(Stored data)

★ ★ ★

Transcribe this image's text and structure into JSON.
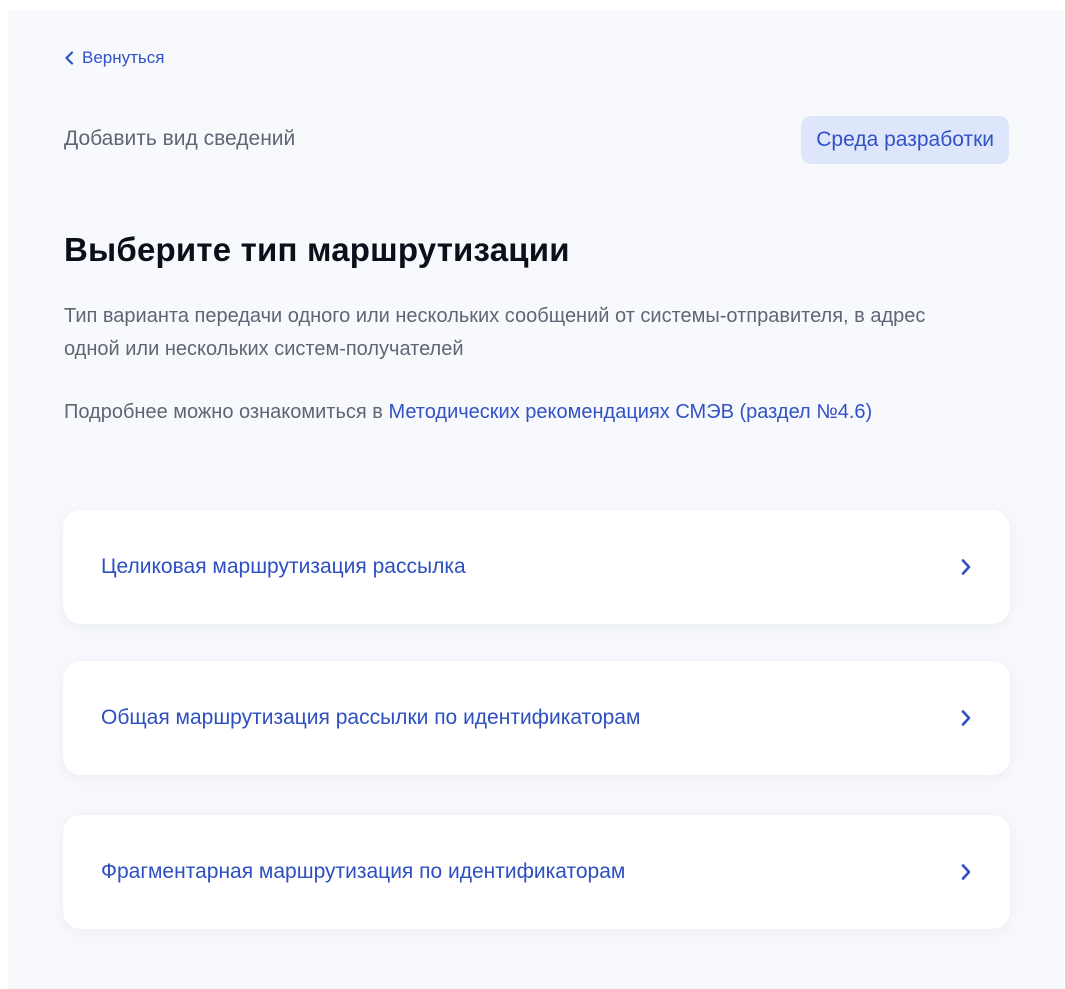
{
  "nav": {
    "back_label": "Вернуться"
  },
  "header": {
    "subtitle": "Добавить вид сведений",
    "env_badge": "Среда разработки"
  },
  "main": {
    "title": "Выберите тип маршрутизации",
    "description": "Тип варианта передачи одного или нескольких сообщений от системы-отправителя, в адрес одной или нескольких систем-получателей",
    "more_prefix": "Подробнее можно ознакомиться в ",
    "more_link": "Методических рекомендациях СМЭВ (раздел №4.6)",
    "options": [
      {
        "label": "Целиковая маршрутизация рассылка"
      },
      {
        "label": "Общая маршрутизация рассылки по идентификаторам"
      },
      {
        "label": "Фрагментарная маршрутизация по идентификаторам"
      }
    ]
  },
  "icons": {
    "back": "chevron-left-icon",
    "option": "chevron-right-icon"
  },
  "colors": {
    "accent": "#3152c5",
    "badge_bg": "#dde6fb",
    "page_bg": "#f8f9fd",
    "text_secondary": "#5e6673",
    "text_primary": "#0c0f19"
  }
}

★ ★ ★

Your task:
Search the entries for the word "маршрутизация", then list each line that holds it.

Solution for this exercise:
        "label": "Целиковая маршрутизация рассылка"
        "label": "Общая маршрутизация рассылки по идентификаторам"
        "label": "Фрагментарная маршрутизация по идентификаторам"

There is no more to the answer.